— Objective —
Write out the material exactly, without any of its pictures.

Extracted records
------------------------------------------------------------

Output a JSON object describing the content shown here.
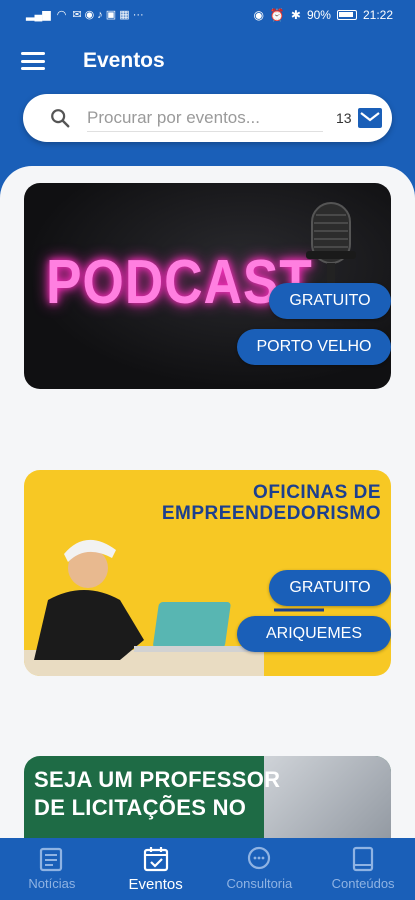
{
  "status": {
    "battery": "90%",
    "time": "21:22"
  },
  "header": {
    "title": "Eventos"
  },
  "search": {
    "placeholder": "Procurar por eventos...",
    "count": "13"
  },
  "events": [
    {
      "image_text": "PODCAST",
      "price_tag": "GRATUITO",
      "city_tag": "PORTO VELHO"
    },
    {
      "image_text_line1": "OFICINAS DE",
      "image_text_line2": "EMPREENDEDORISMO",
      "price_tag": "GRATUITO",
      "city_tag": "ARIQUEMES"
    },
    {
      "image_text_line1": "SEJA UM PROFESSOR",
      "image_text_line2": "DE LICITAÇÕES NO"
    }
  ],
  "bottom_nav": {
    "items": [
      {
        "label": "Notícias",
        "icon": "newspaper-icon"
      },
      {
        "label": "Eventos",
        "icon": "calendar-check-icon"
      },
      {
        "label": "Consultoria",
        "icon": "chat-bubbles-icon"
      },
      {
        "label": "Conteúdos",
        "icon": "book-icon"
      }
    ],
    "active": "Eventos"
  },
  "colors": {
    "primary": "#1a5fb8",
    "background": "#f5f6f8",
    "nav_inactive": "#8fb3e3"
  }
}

------------------------------------------------------------

— Final result —
Output a JSON object describing the content shown here.
{
  "status": {
    "battery": "90%",
    "time": "21:22"
  },
  "header": {
    "title": "Eventos"
  },
  "search": {
    "placeholder": "Procurar por eventos...",
    "count": "13"
  },
  "events": [
    {
      "image_text": "PODCAST",
      "price_tag": "GRATUITO",
      "city_tag": "PORTO VELHO"
    },
    {
      "image_text_line1": "OFICINAS DE",
      "image_text_line2": "EMPREENDEDORISMO",
      "price_tag": "GRATUITO",
      "city_tag": "ARIQUEMES"
    },
    {
      "image_text_line1": "SEJA UM PROFESSOR",
      "image_text_line2": "DE LICITAÇÕES NO"
    }
  ],
  "bottom_nav": {
    "items": [
      {
        "label": "Notícias",
        "icon": "newspaper-icon"
      },
      {
        "label": "Eventos",
        "icon": "calendar-check-icon"
      },
      {
        "label": "Consultoria",
        "icon": "chat-bubbles-icon"
      },
      {
        "label": "Conteúdos",
        "icon": "book-icon"
      }
    ],
    "active": "Eventos"
  },
  "colors": {
    "primary": "#1a5fb8",
    "background": "#f5f6f8",
    "nav_inactive": "#8fb3e3"
  }
}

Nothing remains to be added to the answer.